[Extracted records]
== == ==
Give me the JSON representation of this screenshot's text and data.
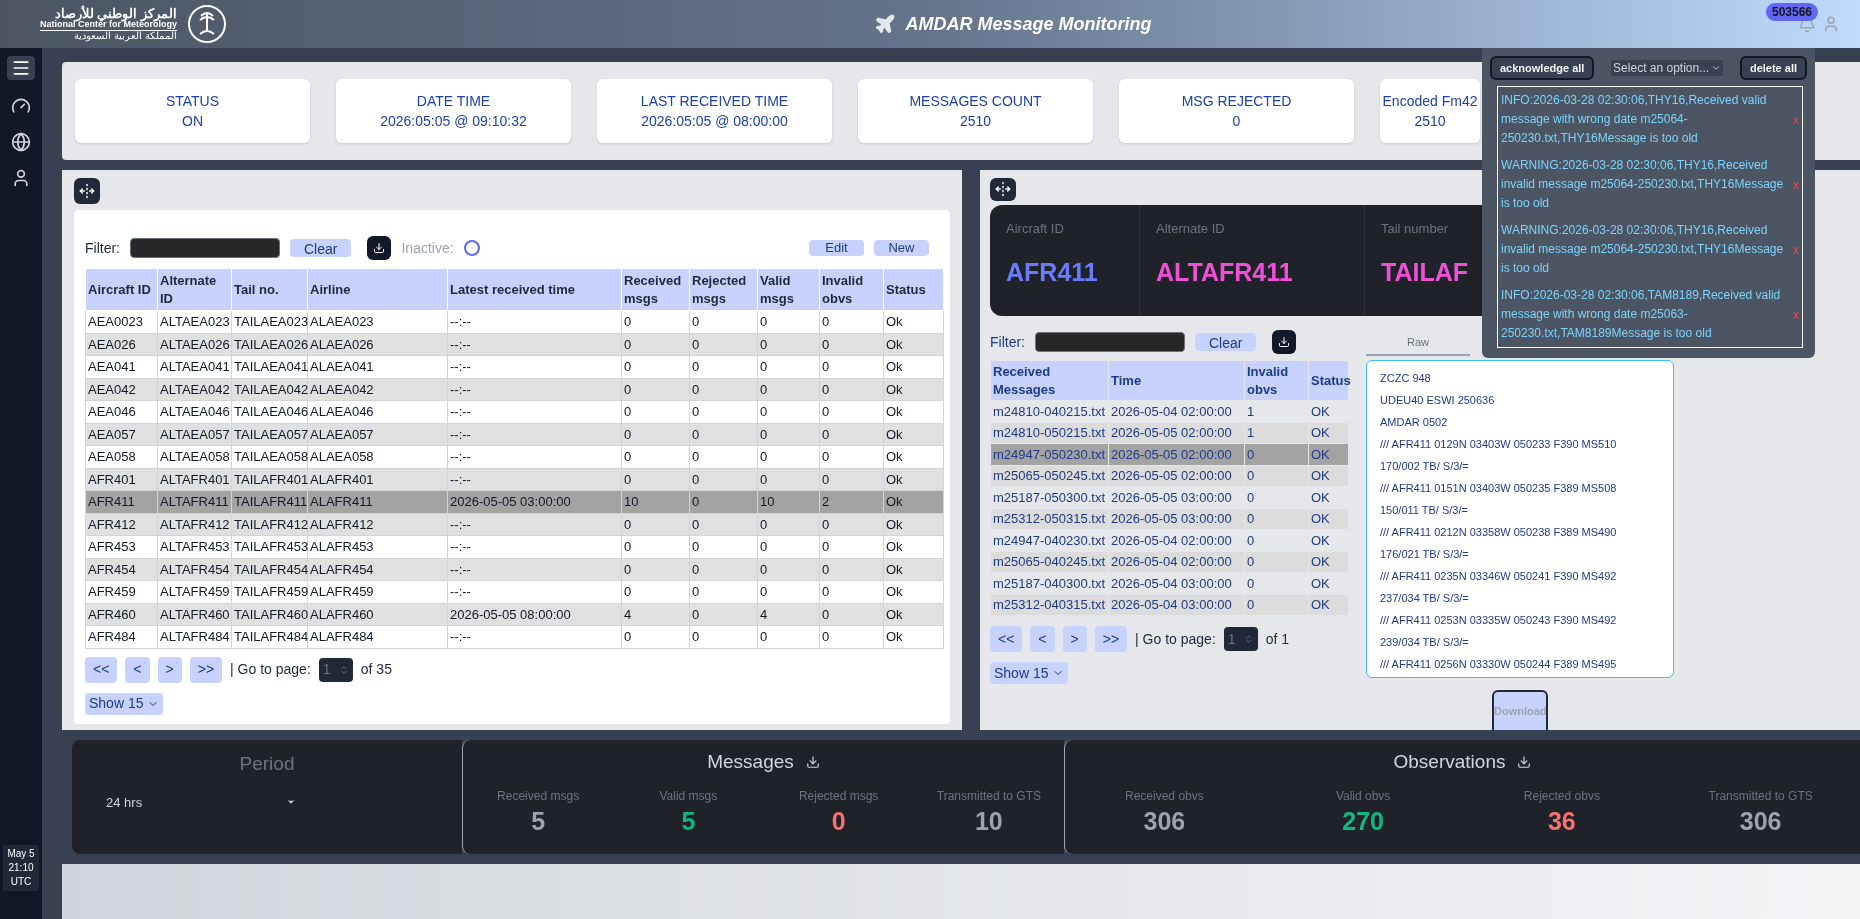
{
  "header": {
    "logo_arabic": "المركز الوطني للأرصاد",
    "logo_english": "National Center for Meteorology",
    "logo_arabic_sub": "المملكة العربية السعودية",
    "title": "AMDAR Message Monitoring",
    "badge": "503566"
  },
  "clock": {
    "date": "May 5",
    "time": "21:10",
    "zone": "UTC"
  },
  "stats": [
    {
      "label": "STATUS",
      "value": "ON",
      "kind": "wide"
    },
    {
      "label": "DATE TIME",
      "value": "2026:05:05 @ 09:10:32",
      "kind": "wide"
    },
    {
      "label": "LAST RECEIVED TIME",
      "value": "2026:05:05 @ 08:00:00",
      "kind": "wide"
    },
    {
      "label": "MESSAGES COUNT",
      "value": "2510",
      "kind": "wide"
    },
    {
      "label": "MSG REJECTED",
      "value": "0",
      "kind": "wide"
    },
    {
      "label": "Encoded Fm42",
      "value": "2510",
      "kind": "narrow"
    }
  ],
  "notifications": {
    "acknowledge": "acknowledge all",
    "select_placeholder": "Select an option...",
    "delete": "delete all",
    "items": [
      {
        "text": "INFO:2026-03-28 02:30:06,THY16,Received valid message with wrong date m25064-250230.txt,THY16Message is too old",
        "dismiss": "x"
      },
      {
        "text": "WARNING:2026-03-28 02:30:06,THY16,Received invalid message m25064-250230.txt,THY16Message is too old",
        "dismiss": "x"
      },
      {
        "text": "WARNING:2026-03-28 02:30:06,THY16,Received invalid message m25064-250230.txt,THY16Message is too old",
        "dismiss": "x"
      },
      {
        "text": "INFO:2026-03-28 02:30:06,TAM8189,Received valid message with wrong date m25063-250230.txt,TAM8189Message is too old",
        "dismiss": "x"
      }
    ]
  },
  "aircraft_table": {
    "filter_label": "Filter:",
    "clear": "Clear",
    "inactive_label": "Inactive:",
    "inactive": false,
    "edit": "Edit",
    "new": "New",
    "columns": [
      "Aircraft ID",
      "Alternate ID",
      "Tail no.",
      "Airline",
      "Latest received time",
      "Received msgs",
      "Rejected msgs",
      "Valid msgs",
      "Invalid obvs",
      "Status"
    ],
    "rows": [
      {
        "cells": [
          "AEA0023",
          "ALTAEA023",
          "TAILAEA023",
          "ALAEA023",
          "--:--",
          "0",
          "0",
          "0",
          "0",
          "Ok"
        ],
        "selected": false
      },
      {
        "cells": [
          "AEA026",
          "ALTAEA026",
          "TAILAEA026",
          "ALAEA026",
          "--:--",
          "0",
          "0",
          "0",
          "0",
          "Ok"
        ],
        "selected": false
      },
      {
        "cells": [
          "AEA041",
          "ALTAEA041",
          "TAILAEA041",
          "ALAEA041",
          "--:--",
          "0",
          "0",
          "0",
          "0",
          "Ok"
        ],
        "selected": false
      },
      {
        "cells": [
          "AEA042",
          "ALTAEA042",
          "TAILAEA042",
          "ALAEA042",
          "--:--",
          "0",
          "0",
          "0",
          "0",
          "Ok"
        ],
        "selected": false
      },
      {
        "cells": [
          "AEA046",
          "ALTAEA046",
          "TAILAEA046",
          "ALAEA046",
          "--:--",
          "0",
          "0",
          "0",
          "0",
          "Ok"
        ],
        "selected": false
      },
      {
        "cells": [
          "AEA057",
          "ALTAEA057",
          "TAILAEA057",
          "ALAEA057",
          "--:--",
          "0",
          "0",
          "0",
          "0",
          "Ok"
        ],
        "selected": false
      },
      {
        "cells": [
          "AEA058",
          "ALTAEA058",
          "TAILAEA058",
          "ALAEA058",
          "--:--",
          "0",
          "0",
          "0",
          "0",
          "Ok"
        ],
        "selected": false
      },
      {
        "cells": [
          "AFR401",
          "ALTAFR401",
          "TAILAFR401",
          "ALAFR401",
          "--:--",
          "0",
          "0",
          "0",
          "0",
          "Ok"
        ],
        "selected": false
      },
      {
        "cells": [
          "AFR411",
          "ALTAFR411",
          "TAILAFR411",
          "ALAFR411",
          "2026-05-05 03:00:00",
          "10",
          "0",
          "10",
          "2",
          "Ok"
        ],
        "selected": true
      },
      {
        "cells": [
          "AFR412",
          "ALTAFR412",
          "TAILAFR412",
          "ALAFR412",
          "--:--",
          "0",
          "0",
          "0",
          "0",
          "Ok"
        ],
        "selected": false
      },
      {
        "cells": [
          "AFR453",
          "ALTAFR453",
          "TAILAFR453",
          "ALAFR453",
          "--:--",
          "0",
          "0",
          "0",
          "0",
          "Ok"
        ],
        "selected": false
      },
      {
        "cells": [
          "AFR454",
          "ALTAFR454",
          "TAILAFR454",
          "ALAFR454",
          "--:--",
          "0",
          "0",
          "0",
          "0",
          "Ok"
        ],
        "selected": false
      },
      {
        "cells": [
          "AFR459",
          "ALTAFR459",
          "TAILAFR459",
          "ALAFR459",
          "--:--",
          "0",
          "0",
          "0",
          "0",
          "Ok"
        ],
        "selected": false
      },
      {
        "cells": [
          "AFR460",
          "ALTAFR460",
          "TAILAFR460",
          "ALAFR460",
          "2026-05-05 08:00:00",
          "4",
          "0",
          "4",
          "0",
          "Ok"
        ],
        "selected": false
      },
      {
        "cells": [
          "AFR484",
          "ALTAFR484",
          "TAILAFR484",
          "ALAFR484",
          "--:--",
          "0",
          "0",
          "0",
          "0",
          "Ok"
        ],
        "selected": false
      }
    ],
    "pager": {
      "first": "<<",
      "prev": "<",
      "next": ">",
      "last": ">>",
      "goto": "| Go to page:",
      "page": "1",
      "of": "of 35",
      "show": "Show 15"
    }
  },
  "details": {
    "fields": [
      {
        "label": "Aircraft ID",
        "value": "AFR411",
        "color": "#6b7bff"
      },
      {
        "label": "Alternate ID",
        "value": "ALTAFR411",
        "color": "#f04fd8"
      },
      {
        "label": "Tail number",
        "value": "TAILAF",
        "color": "#f04fd8"
      }
    ]
  },
  "messages_table": {
    "filter_label": "Filter:",
    "clear": "Clear",
    "columns": [
      "Received Messages",
      "Time",
      "Invalid obvs",
      "Status"
    ],
    "rows": [
      {
        "cells": [
          "m24810-040215.txt",
          "2026-05-04 02:00:00",
          "1",
          "OK"
        ],
        "selected": false
      },
      {
        "cells": [
          "m24810-050215.txt",
          "2026-05-05 02:00:00",
          "1",
          "OK"
        ],
        "selected": false
      },
      {
        "cells": [
          "m24947-050230.txt",
          "2026-05-05 02:00:00",
          "0",
          "OK"
        ],
        "selected": true
      },
      {
        "cells": [
          "m25065-050245.txt",
          "2026-05-05 02:00:00",
          "0",
          "OK"
        ],
        "selected": false
      },
      {
        "cells": [
          "m25187-050300.txt",
          "2026-05-05 03:00:00",
          "0",
          "OK"
        ],
        "selected": false
      },
      {
        "cells": [
          "m25312-050315.txt",
          "2026-05-05 03:00:00",
          "0",
          "OK"
        ],
        "selected": false
      },
      {
        "cells": [
          "m24947-040230.txt",
          "2026-05-04 02:00:00",
          "0",
          "OK"
        ],
        "selected": false
      },
      {
        "cells": [
          "m25065-040245.txt",
          "2026-05-04 02:00:00",
          "0",
          "OK"
        ],
        "selected": false
      },
      {
        "cells": [
          "m25187-040300.txt",
          "2026-05-04 03:00:00",
          "0",
          "OK"
        ],
        "selected": false
      },
      {
        "cells": [
          "m25312-040315.txt",
          "2026-05-04 03:00:00",
          "0",
          "OK"
        ],
        "selected": false
      }
    ],
    "pager": {
      "first": "<<",
      "prev": "<",
      "next": ">",
      "last": ">>",
      "goto": "| Go to page:",
      "page": "1",
      "of": "of 1",
      "show": "Show 15"
    }
  },
  "raw": {
    "tabs": [
      {
        "label": "Raw",
        "selected": true
      }
    ],
    "lines": [
      "ZCZC 948",
      "UDEU40 ESWI 250636",
      "AMDAR 0502",
      "/// AFR411 0129N 03403W 050233 F390 MS510",
      "170/002 TB/ S/3/=",
      "/// AFR411 0151N 03403W 050235 F389 MS508",
      "150/011 TB/ S/3/=",
      "/// AFR411 0212N 03358W 050238 F389 MS490",
      "176/021 TB/ S/3/=",
      "/// AFR411 0235N 03346W 050241 F390 MS492",
      "237/034 TB/ S/3/=",
      "/// AFR411 0253N 03335W 050243 F390 MS492",
      "239/034 TB/ S/3/=",
      "/// AFR411 0256N 03330W 050244 F389 MS495"
    ],
    "download": "Download"
  },
  "summary": {
    "period": {
      "title": "Period",
      "value": "24 hrs"
    },
    "groups": [
      {
        "title": "Messages",
        "stats": [
          {
            "label": "Received msgs",
            "value": "5",
            "color": "#9ca3af"
          },
          {
            "label": "Valid msgs",
            "value": "5",
            "color": "#10b981"
          },
          {
            "label": "Rejected msgs",
            "value": "0",
            "color": "#f87171"
          },
          {
            "label": "Transmitted to GTS",
            "value": "10",
            "color": "#9ca3af"
          }
        ]
      },
      {
        "title": "Observations",
        "stats": [
          {
            "label": "Received obvs",
            "value": "306",
            "color": "#9ca3af"
          },
          {
            "label": "Valid obvs",
            "value": "270",
            "color": "#10b981"
          },
          {
            "label": "Rejected obvs",
            "value": "36",
            "color": "#f87171"
          },
          {
            "label": "Transmitted to GTS",
            "value": "306",
            "color": "#9ca3af"
          }
        ]
      }
    ]
  }
}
== == ==
### Exercise goal
From the records given above, copy all lines containing "msgs".

### Written answer
      "Received msgs",
      "Rejected msgs",
      "Valid msgs",
            "label": "Received msgs",
            "label": "Valid msgs",
            "label": "Rejected msgs",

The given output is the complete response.